- [Short exercise]: Look over the entries that follow and work out how many lines contain "Dekanatspfarrkirche". State the number only.

- [Rows]:
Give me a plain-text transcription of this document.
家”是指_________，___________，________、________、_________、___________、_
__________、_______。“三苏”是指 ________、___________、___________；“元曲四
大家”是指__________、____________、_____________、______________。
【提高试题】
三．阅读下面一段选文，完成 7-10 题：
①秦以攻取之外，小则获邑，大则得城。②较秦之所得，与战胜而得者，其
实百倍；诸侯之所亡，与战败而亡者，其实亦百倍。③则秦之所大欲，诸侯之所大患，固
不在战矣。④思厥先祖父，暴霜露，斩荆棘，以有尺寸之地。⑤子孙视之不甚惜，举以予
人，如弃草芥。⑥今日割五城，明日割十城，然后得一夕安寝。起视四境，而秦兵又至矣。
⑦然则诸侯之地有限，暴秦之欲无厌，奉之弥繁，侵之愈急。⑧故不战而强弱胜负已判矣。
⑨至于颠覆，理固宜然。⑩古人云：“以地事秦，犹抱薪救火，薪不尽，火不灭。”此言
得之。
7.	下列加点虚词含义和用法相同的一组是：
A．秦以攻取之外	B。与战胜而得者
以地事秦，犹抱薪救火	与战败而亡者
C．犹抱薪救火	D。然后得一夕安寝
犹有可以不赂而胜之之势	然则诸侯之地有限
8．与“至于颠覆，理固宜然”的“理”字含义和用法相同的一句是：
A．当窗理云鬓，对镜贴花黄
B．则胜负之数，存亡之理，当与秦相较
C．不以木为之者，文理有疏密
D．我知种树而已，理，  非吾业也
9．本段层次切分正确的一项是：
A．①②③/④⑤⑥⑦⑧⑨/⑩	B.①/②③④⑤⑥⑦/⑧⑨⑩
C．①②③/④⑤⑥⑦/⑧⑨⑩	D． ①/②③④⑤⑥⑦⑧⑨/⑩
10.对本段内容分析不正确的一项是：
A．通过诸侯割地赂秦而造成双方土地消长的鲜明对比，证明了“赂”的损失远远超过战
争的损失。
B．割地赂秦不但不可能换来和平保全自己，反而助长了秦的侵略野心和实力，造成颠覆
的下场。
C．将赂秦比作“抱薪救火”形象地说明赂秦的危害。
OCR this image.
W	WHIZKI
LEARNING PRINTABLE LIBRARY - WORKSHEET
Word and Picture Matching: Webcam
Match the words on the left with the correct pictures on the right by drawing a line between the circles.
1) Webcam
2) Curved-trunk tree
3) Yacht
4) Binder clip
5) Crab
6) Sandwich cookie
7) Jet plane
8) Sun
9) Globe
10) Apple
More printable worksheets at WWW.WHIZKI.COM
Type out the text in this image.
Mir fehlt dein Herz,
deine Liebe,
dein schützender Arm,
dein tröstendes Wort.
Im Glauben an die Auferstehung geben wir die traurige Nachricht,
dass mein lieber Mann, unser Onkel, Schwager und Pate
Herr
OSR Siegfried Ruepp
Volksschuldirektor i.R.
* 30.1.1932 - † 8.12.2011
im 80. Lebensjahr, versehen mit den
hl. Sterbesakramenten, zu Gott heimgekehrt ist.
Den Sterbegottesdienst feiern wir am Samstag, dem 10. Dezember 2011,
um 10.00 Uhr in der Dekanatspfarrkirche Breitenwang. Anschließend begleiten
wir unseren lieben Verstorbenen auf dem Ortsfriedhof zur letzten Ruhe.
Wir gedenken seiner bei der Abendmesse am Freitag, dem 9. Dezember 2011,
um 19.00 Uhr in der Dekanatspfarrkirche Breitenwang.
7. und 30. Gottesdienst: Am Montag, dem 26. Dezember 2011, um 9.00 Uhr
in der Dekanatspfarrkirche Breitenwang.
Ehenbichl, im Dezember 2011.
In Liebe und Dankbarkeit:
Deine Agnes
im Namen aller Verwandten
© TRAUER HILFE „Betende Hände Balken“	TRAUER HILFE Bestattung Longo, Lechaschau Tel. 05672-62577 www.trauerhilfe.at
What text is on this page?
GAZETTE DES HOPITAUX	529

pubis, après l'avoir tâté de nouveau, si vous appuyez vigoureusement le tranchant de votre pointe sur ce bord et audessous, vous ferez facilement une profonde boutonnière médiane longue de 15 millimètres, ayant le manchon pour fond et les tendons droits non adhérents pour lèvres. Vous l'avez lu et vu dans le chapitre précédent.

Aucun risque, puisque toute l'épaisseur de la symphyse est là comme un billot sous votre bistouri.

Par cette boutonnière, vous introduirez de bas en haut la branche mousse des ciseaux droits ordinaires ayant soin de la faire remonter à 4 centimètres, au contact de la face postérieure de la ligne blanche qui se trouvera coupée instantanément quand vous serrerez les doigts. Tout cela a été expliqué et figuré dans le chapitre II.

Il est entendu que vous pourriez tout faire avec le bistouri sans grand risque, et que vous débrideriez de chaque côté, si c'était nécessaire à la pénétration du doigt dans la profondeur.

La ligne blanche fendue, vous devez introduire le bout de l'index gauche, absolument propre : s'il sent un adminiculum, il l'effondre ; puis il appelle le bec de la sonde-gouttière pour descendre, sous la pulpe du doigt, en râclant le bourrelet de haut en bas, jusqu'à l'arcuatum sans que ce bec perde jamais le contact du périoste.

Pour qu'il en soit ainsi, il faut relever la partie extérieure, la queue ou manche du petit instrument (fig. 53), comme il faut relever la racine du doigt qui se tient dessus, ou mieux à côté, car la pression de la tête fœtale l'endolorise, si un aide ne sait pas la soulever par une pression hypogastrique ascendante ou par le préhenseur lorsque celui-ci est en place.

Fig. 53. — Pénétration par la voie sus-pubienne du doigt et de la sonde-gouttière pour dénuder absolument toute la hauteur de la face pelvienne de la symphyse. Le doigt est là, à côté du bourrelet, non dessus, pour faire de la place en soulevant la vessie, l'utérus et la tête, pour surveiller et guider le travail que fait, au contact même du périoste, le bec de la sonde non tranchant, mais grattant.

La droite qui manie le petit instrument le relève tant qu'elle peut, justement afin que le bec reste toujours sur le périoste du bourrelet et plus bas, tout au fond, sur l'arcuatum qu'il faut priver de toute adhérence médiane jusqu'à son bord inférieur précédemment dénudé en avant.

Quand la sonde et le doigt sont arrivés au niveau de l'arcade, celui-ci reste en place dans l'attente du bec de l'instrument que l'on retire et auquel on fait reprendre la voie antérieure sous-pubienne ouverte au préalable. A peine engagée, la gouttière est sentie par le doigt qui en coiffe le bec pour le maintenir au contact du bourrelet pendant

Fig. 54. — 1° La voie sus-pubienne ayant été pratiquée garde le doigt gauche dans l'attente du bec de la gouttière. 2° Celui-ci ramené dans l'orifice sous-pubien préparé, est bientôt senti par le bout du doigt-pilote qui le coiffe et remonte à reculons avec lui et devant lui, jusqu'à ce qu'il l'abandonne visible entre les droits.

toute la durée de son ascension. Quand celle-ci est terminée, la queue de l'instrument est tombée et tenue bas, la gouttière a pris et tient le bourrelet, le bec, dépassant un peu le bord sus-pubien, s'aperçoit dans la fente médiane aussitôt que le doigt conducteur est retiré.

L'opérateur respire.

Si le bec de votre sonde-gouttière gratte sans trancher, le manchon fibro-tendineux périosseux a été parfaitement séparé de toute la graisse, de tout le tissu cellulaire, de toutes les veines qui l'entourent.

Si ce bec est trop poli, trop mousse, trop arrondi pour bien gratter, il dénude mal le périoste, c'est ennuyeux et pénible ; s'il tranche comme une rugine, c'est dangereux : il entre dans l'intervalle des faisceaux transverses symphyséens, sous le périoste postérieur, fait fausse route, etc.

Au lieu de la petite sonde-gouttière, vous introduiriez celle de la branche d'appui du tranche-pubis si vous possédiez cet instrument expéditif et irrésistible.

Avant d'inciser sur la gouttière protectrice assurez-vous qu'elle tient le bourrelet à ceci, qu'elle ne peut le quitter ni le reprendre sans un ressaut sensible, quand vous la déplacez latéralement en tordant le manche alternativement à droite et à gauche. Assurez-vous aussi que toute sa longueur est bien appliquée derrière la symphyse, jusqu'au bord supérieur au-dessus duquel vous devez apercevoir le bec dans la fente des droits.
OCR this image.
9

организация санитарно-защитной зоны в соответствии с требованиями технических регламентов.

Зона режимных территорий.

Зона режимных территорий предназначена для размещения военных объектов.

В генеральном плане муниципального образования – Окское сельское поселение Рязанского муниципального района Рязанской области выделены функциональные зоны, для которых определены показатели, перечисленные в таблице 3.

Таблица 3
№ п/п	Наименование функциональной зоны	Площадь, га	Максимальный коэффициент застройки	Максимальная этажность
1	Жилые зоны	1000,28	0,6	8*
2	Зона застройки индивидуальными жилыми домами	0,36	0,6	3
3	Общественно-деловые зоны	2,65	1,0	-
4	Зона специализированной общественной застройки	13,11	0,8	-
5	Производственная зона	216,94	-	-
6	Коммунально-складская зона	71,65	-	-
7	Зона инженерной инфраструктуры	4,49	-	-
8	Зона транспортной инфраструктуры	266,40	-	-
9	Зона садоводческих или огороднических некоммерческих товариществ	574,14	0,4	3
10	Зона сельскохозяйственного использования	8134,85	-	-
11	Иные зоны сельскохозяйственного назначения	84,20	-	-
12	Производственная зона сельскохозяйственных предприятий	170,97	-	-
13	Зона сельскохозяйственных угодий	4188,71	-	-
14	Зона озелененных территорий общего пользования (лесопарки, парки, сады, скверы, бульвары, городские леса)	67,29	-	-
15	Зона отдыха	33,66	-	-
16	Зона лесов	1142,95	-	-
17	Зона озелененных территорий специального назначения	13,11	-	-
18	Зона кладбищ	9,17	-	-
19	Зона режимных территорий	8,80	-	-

- [Completed exercise]: 3